▸ **Goal**
Locate the string "millions" in the records below. Copy every line where it occurs.

▸ **Given records**

______________________________

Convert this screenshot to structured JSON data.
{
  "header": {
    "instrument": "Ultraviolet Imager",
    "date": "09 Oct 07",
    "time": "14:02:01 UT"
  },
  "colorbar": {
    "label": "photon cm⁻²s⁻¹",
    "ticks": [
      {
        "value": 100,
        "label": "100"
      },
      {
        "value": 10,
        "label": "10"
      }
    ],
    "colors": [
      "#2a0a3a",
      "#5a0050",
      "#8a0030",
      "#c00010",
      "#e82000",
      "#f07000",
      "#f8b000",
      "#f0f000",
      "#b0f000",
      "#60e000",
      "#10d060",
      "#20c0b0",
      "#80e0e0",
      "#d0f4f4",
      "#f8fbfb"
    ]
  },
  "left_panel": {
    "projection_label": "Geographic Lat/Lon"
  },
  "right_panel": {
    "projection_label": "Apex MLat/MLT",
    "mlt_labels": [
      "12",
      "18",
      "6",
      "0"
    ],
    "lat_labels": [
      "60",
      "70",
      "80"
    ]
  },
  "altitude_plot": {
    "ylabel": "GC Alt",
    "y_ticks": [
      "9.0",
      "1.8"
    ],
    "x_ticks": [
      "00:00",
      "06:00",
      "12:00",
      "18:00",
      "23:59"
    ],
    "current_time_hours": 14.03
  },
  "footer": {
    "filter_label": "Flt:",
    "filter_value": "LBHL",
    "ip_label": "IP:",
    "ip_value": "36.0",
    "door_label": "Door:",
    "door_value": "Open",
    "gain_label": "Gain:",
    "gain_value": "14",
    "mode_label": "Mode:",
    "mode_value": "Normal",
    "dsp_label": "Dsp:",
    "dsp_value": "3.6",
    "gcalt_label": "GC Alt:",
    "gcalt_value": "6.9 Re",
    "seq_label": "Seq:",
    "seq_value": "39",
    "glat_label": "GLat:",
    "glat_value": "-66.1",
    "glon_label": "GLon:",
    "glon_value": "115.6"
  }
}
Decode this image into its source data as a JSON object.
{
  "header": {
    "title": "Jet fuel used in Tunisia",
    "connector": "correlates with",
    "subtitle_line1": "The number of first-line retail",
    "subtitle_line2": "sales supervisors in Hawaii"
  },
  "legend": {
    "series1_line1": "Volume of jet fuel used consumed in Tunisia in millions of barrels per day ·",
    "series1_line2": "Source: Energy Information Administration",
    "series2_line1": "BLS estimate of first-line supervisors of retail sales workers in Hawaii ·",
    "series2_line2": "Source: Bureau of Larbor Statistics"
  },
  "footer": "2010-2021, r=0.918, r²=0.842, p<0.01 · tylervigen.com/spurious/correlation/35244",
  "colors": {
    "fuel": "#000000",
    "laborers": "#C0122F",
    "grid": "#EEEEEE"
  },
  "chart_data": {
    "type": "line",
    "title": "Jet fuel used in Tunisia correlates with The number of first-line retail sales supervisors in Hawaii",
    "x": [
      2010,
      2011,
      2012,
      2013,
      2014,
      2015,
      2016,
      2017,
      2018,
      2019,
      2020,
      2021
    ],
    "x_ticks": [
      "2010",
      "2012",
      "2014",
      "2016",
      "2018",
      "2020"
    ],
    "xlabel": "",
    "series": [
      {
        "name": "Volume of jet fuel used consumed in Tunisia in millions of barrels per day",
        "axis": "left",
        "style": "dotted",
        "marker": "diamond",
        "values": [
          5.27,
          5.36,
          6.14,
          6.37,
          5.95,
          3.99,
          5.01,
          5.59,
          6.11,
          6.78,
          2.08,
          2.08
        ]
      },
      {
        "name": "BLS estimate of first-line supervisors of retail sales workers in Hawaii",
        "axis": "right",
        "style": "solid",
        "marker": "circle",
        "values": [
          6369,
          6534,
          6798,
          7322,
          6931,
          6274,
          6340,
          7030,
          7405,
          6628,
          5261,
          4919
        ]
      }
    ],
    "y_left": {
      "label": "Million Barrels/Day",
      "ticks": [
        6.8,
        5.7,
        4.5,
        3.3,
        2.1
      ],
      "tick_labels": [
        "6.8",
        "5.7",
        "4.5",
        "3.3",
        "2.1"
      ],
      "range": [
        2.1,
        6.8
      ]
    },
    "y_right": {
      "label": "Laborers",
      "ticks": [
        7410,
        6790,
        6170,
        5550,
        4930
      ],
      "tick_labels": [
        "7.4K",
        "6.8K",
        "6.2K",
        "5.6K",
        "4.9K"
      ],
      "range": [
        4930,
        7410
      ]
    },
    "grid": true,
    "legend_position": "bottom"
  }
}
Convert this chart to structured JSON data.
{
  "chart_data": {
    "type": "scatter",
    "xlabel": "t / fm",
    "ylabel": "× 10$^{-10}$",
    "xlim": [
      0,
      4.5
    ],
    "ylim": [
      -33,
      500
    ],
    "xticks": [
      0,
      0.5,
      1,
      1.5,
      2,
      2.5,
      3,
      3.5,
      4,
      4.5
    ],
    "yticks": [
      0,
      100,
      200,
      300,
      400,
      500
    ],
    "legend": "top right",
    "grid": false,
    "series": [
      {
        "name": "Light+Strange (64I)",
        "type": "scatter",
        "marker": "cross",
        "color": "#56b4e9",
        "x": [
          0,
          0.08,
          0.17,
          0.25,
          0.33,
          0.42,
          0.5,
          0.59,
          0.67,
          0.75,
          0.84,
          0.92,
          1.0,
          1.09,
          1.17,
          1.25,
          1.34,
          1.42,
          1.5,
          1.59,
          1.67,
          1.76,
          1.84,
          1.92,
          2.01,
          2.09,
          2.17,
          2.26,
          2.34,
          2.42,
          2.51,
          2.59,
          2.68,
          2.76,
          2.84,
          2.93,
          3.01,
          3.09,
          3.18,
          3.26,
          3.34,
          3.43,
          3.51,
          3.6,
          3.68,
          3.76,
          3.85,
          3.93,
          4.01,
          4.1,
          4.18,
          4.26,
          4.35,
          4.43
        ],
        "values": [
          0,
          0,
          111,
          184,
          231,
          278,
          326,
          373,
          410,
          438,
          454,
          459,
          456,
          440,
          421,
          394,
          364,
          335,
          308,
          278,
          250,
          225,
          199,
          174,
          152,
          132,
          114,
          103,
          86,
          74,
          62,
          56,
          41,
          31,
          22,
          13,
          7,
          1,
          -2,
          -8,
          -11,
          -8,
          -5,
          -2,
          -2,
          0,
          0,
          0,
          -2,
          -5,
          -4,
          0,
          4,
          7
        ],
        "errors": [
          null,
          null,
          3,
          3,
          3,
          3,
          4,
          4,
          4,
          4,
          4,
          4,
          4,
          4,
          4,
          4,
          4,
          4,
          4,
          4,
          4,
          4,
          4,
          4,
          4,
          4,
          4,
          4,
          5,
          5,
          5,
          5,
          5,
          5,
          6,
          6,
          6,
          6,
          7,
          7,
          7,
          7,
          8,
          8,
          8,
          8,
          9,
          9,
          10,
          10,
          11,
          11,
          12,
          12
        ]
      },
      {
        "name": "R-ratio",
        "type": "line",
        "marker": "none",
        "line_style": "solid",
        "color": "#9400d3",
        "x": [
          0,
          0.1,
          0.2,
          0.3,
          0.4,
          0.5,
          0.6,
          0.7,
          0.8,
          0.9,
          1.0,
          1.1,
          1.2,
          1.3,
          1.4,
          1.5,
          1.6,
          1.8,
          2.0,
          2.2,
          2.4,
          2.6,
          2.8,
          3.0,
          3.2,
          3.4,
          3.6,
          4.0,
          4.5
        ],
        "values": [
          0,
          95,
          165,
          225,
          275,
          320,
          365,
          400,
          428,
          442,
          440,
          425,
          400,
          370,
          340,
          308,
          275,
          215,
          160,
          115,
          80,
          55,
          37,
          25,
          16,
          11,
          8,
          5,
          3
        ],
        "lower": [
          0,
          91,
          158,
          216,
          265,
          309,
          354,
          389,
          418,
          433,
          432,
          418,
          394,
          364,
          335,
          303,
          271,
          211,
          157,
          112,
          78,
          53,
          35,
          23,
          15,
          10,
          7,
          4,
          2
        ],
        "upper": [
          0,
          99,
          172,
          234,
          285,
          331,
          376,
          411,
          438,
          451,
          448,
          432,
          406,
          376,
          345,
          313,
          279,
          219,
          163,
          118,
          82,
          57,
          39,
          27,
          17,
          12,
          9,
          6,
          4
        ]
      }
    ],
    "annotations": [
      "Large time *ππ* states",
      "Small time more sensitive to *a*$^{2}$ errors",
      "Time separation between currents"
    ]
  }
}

______________________________

▸ **Exercise result**
    "series1_line1": "Volume of jet fuel used consumed in Tunisia in millions of barrels per day ·",
        "name": "Volume of jet fuel used consumed in Tunisia in millions of barrels per day",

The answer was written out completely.